━━━ Data supplied ━━━

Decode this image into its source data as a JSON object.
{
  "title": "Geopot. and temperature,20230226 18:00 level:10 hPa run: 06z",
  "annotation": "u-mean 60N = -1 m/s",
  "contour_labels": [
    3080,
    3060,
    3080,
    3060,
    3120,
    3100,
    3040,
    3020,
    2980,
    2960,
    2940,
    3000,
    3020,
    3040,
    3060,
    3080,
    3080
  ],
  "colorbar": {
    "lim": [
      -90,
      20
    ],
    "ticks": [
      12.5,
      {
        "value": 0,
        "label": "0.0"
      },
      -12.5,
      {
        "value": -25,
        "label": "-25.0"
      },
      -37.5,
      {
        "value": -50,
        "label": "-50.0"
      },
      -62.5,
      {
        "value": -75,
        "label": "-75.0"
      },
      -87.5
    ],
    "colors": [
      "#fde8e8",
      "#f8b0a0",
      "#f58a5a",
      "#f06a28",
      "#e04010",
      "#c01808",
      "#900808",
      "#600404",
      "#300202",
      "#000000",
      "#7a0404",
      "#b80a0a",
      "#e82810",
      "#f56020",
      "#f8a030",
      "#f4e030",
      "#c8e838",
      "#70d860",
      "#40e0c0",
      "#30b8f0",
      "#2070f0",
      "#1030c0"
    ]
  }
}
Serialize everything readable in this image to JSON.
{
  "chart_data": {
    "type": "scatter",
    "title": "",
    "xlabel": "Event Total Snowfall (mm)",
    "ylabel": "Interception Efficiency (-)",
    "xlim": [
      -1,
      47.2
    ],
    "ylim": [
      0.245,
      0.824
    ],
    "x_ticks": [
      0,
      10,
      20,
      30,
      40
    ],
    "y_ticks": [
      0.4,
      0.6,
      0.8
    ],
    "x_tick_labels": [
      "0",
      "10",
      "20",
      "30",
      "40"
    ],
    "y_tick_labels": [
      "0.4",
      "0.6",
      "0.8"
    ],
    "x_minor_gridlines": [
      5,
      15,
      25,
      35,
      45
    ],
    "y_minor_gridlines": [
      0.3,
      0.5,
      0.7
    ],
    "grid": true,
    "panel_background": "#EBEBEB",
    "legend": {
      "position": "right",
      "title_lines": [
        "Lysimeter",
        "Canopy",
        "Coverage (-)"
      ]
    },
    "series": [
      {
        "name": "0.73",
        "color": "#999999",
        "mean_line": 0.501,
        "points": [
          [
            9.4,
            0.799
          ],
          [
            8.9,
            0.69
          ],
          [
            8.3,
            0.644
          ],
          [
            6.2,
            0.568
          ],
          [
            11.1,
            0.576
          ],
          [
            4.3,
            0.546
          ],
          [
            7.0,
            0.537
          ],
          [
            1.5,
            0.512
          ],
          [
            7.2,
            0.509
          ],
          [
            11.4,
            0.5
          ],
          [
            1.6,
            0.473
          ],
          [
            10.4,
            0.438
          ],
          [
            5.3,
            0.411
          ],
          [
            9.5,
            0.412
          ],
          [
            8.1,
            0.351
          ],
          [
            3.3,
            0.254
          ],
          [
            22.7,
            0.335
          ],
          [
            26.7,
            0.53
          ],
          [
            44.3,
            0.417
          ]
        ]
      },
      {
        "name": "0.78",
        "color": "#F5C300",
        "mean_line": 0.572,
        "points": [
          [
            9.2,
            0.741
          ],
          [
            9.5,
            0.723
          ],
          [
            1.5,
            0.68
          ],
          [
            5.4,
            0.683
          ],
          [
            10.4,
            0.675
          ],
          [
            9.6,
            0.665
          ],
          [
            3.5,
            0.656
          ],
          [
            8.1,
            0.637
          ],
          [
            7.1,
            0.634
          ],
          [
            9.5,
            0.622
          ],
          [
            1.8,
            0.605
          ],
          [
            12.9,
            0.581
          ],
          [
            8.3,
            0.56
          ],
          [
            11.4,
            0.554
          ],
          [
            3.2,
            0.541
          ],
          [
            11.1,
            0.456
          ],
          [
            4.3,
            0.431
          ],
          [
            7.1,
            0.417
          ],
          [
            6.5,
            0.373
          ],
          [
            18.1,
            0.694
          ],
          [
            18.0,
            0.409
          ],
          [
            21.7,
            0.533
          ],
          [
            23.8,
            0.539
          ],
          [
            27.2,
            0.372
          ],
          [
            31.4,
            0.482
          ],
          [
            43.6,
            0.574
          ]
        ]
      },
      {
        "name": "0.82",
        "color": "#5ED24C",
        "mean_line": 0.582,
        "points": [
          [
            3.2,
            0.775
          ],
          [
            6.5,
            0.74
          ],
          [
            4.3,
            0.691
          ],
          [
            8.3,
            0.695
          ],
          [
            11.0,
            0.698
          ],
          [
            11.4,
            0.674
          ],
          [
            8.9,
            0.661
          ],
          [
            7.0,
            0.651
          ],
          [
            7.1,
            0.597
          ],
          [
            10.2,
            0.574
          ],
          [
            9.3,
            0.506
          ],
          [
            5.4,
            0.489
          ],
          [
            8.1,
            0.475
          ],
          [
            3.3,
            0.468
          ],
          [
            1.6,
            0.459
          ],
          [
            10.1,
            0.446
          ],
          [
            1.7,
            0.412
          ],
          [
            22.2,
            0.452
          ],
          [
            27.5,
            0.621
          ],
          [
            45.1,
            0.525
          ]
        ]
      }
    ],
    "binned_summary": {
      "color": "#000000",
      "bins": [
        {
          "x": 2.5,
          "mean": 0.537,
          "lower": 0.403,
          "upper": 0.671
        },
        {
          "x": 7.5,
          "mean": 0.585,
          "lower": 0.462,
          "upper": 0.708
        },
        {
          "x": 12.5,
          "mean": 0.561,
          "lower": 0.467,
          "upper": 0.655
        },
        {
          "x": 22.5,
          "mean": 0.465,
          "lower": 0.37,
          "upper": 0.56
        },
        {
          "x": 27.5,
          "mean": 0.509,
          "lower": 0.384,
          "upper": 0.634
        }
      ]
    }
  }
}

━━━

Go through the records above and retype each one exactly.

Decode this image into its source data as a JSON object.
{
  "title": "Geopot. and temperature,20230226 18:00 level:10 hPa run: 06z",
  "annotation": "u-mean 60N = -1 m/s",
  "contour_labels": [
    3080,
    3060,
    3080,
    3060,
    3120,
    3100,
    3040,
    3020,
    2980,
    2960,
    2940,
    3000,
    3020,
    3040,
    3060,
    3080,
    3080
  ],
  "colorbar": {
    "lim": [
      -90,
      20
    ],
    "ticks": [
      12.5,
      {
        "value": 0,
        "label": "0.0"
      },
      -12.5,
      {
        "value": -25,
        "label": "-25.0"
      },
      -37.5,
      {
        "value": -50,
        "label": "-50.0"
      },
      -62.5,
      {
        "value": -75,
        "label": "-75.0"
      },
      -87.5
    ],
    "colors": [
      "#fde8e8",
      "#f8b0a0",
      "#f58a5a",
      "#f06a28",
      "#e04010",
      "#c01808",
      "#900808",
      "#600404",
      "#300202",
      "#000000",
      "#7a0404",
      "#b80a0a",
      "#e82810",
      "#f56020",
      "#f8a030",
      "#f4e030",
      "#c8e838",
      "#70d860",
      "#40e0c0",
      "#30b8f0",
      "#2070f0",
      "#1030c0"
    ]
  }
}
Serialize everything readable in this image to JSON.
{
  "chart_data": {
    "type": "scatter",
    "title": "",
    "xlabel": "Event Total Snowfall (mm)",
    "ylabel": "Interception Efficiency (-)",
    "xlim": [
      -1,
      47.2
    ],
    "ylim": [
      0.245,
      0.824
    ],
    "x_ticks": [
      0,
      10,
      20,
      30,
      40
    ],
    "y_ticks": [
      0.4,
      0.6,
      0.8
    ],
    "x_tick_labels": [
      "0",
      "10",
      "20",
      "30",
      "40"
    ],
    "y_tick_labels": [
      "0.4",
      "0.6",
      "0.8"
    ],
    "x_minor_gridlines": [
      5,
      15,
      25,
      35,
      45
    ],
    "y_minor_gridlines": [
      0.3,
      0.5,
      0.7
    ],
    "grid": true,
    "panel_background": "#EBEBEB",
    "legend": {
      "position": "right",
      "title_lines": [
        "Lysimeter",
        "Canopy",
        "Coverage (-)"
      ]
    },
    "series": [
      {
        "name": "0.73",
        "color": "#999999",
        "mean_line": 0.501,
        "points": [
          [
            9.4,
            0.799
          ],
          [
            8.9,
            0.69
          ],
          [
            8.3,
            0.644
          ],
          [
            6.2,
            0.568
          ],
          [
            11.1,
            0.576
          ],
          [
            4.3,
            0.546
          ],
          [
            7.0,
            0.537
          ],
          [
            1.5,
            0.512
          ],
          [
            7.2,
            0.509
          ],
          [
            11.4,
            0.5
          ],
          [
            1.6,
            0.473
          ],
          [
            10.4,
            0.438
          ],
          [
            5.3,
            0.411
          ],
          [
            9.5,
            0.412
          ],
          [
            8.1,
            0.351
          ],
          [
            3.3,
            0.254
          ],
          [
            22.7,
            0.335
          ],
          [
            26.7,
            0.53
          ],
          [
            44.3,
            0.417
          ]
        ]
      },
      {
        "name": "0.78",
        "color": "#F5C300",
        "mean_line": 0.572,
        "points": [
          [
            9.2,
            0.741
          ],
          [
            9.5,
            0.723
          ],
          [
            1.5,
            0.68
          ],
          [
            5.4,
            0.683
          ],
          [
            10.4,
            0.675
          ],
          [
            9.6,
            0.665
          ],
          [
            3.5,
            0.656
          ],
          [
            8.1,
            0.637
          ],
          [
            7.1,
            0.634
          ],
          [
            9.5,
            0.622
          ],
          [
            1.8,
            0.605
          ],
          [
            12.9,
            0.581
          ],
          [
            8.3,
            0.56
          ],
          [
            11.4,
            0.554
          ],
          [
            3.2,
            0.541
          ],
          [
            11.1,
            0.456
          ],
          [
            4.3,
            0.431
          ],
          [
            7.1,
            0.417
          ],
          [
            6.5,
            0.373
          ],
          [
            18.1,
            0.694
          ],
          [
            18.0,
            0.409
          ],
          [
            21.7,
            0.533
          ],
          [
            23.8,
            0.539
          ],
          [
            27.2,
            0.372
          ],
          [
            31.4,
            0.482
          ],
          [
            43.6,
            0.574
          ]
        ]
      },
      {
        "name": "0.82",
        "color": "#5ED24C",
        "mean_line": 0.582,
        "points": [
          [
            3.2,
            0.775
          ],
          [
            6.5,
            0.74
          ],
          [
            4.3,
            0.691
          ],
          [
            8.3,
            0.695
          ],
          [
            11.0,
            0.698
          ],
          [
            11.4,
            0.674
          ],
          [
            8.9,
            0.661
          ],
          [
            7.0,
            0.651
          ],
          [
            7.1,
            0.597
          ],
          [
            10.2,
            0.574
          ],
          [
            9.3,
            0.506
          ],
          [
            5.4,
            0.489
          ],
          [
            8.1,
            0.475
          ],
          [
            3.3,
            0.468
          ],
          [
            1.6,
            0.459
          ],
          [
            10.1,
            0.446
          ],
          [
            1.7,
            0.412
          ],
          [
            22.2,
            0.452
          ],
          [
            27.5,
            0.621
          ],
          [
            45.1,
            0.525
          ]
        ]
      }
    ],
    "binned_summary": {
      "color": "#000000",
      "bins": [
        {
          "x": 2.5,
          "mean": 0.537,
          "lower": 0.403,
          "upper": 0.671
        },
        {
          "x": 7.5,
          "mean": 0.585,
          "lower": 0.462,
          "upper": 0.708
        },
        {
          "x": 12.5,
          "mean": 0.561,
          "lower": 0.467,
          "upper": 0.655
        },
        {
          "x": 22.5,
          "mean": 0.465,
          "lower": 0.37,
          "upper": 0.56
        },
        {
          "x": 27.5,
          "mean": 0.509,
          "lower": 0.384,
          "upper": 0.634
        }
      ]
    }
  }
}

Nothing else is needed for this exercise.